### INSTRUCTIONS FOR THE TASK
Give the listing again in full, exactly as written.
* start *
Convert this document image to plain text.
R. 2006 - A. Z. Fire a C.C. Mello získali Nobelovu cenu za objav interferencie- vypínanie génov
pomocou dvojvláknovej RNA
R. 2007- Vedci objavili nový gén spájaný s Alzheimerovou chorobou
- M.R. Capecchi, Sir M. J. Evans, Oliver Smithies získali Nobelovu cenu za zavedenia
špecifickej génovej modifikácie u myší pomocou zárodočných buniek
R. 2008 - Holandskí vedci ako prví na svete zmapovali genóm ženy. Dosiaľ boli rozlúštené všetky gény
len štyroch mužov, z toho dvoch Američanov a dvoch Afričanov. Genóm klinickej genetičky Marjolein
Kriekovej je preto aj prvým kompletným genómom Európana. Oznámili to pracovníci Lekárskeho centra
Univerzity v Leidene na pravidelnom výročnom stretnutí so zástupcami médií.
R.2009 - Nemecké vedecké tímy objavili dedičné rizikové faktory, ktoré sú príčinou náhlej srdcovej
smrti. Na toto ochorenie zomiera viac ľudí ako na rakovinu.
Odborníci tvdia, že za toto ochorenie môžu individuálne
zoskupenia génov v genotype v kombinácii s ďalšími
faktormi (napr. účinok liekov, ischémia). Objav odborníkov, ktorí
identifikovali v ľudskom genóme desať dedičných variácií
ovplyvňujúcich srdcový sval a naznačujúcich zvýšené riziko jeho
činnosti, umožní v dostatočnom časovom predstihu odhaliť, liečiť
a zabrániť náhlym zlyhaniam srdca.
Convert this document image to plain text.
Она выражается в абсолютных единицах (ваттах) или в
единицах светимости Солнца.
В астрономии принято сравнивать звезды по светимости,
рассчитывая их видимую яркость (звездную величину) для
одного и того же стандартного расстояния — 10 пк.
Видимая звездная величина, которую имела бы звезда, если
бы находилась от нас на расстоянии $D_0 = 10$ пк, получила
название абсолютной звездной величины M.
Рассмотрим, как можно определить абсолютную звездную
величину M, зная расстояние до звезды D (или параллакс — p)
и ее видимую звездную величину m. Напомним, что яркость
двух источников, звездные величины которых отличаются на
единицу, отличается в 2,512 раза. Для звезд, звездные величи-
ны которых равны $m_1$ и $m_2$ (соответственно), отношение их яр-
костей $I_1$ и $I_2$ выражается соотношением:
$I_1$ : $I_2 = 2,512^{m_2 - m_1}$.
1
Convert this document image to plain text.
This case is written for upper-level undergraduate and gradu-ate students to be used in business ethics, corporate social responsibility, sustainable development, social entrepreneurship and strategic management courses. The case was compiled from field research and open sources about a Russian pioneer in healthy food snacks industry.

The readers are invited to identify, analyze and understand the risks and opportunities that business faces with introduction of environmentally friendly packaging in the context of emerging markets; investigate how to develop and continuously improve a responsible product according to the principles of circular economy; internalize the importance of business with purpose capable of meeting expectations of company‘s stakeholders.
* end *
### WORKED SOLUTION
Convert this document image to plain text.
R. 2006 - A. Z. Fire a C.C. Mello získali Nobelovu cenu za objav interferencie- vypínanie génov
pomocou dvojvláknovej RNA
R. 2007- Vedci objavili nový gén spájaný s Alzheimerovou chorobou
- M.R. Capecchi, Sir M. J. Evans, Oliver Smithies získali Nobelovu cenu za zavedenia
špecifickej génovej modifikácie u myší pomocou zárodočných buniek
R. 2008 - Holandskí vedci ako prví na svete zmapovali genóm ženy. Dosiaľ boli rozlúštené všetky gény
len štyroch mužov, z toho dvoch Američanov a dvoch Afričanov. Genóm klinickej genetičky Marjolein
Kriekovej je preto aj prvým kompletným genómom Európana. Oznámili to pracovníci Lekárskeho centra
Univerzity v Leidene na pravidelnom výročnom stretnutí so zástupcami médií.
R.2009 - Nemecké vedecké tímy objavili dedičné rizikové faktory, ktoré sú príčinou náhlej srdcovej
smrti. Na toto ochorenie zomiera viac ľudí ako na rakovinu.
Odborníci tvdia, že za toto ochorenie môžu individuálne
zoskupenia génov v genotype v kombinácii s ďalšími
faktormi (napr. účinok liekov, ischémia). Objav odborníkov, ktorí
identifikovali v ľudskom genóme desať dedičných variácií
ovplyvňujúcich srdcový sval a naznačujúcich zvýšené riziko jeho
činnosti, umožní v dostatočnom časovom predstihu odhaliť, liečiť
a zabrániť náhlym zlyhaniam srdca.
Convert this document image to plain text.
Она выражается в абсолютных единицах (ваттах) или в
единицах светимости Солнца.
В астрономии принято сравнивать звезды по светимости,
рассчитывая их видимую яркость (звездную величину) для
одного и того же стандартного расстояния — 10 пк.
Видимая звездная величина, которую имела бы звезда, если
бы находилась от нас на расстоянии $D_0 = 10$ пк, получила
название абсолютной звездной величины M.
Рассмотрим, как можно определить абсолютную звездную
величину M, зная расстояние до звезды D (или параллакс — p)
и ее видимую звездную величину m. Напомним, что яркость
двух источников, звездные величины которых отличаются на
единицу, отличается в 2,512 раза. Для звезд, звездные величи-
ны которых равны $m_1$ и $m_2$ (соответственно), отношение их яр-
костей $I_1$ и $I_2$ выражается соотношением:
$I_1$ : $I_2 = 2,512^{m_2 - m_1}$.
1
Convert this document image to plain text.
This case is written for upper-level undergraduate and gradu-ate students to be used in business ethics, corporate social responsibility, sustainable development, social entrepreneurship and strategic management courses. The case was compiled from field research and open sources about a Russian pioneer in healthy food snacks industry.

The readers are invited to identify, analyze and understand the risks and opportunities that business faces with introduction of environmentally friendly packaging in the context of emerging markets; investigate how to develop and continuously improve a responsible product according to the principles of circular economy; internalize the importance of business with purpose capable of meeting expectations of company‘s stakeholders.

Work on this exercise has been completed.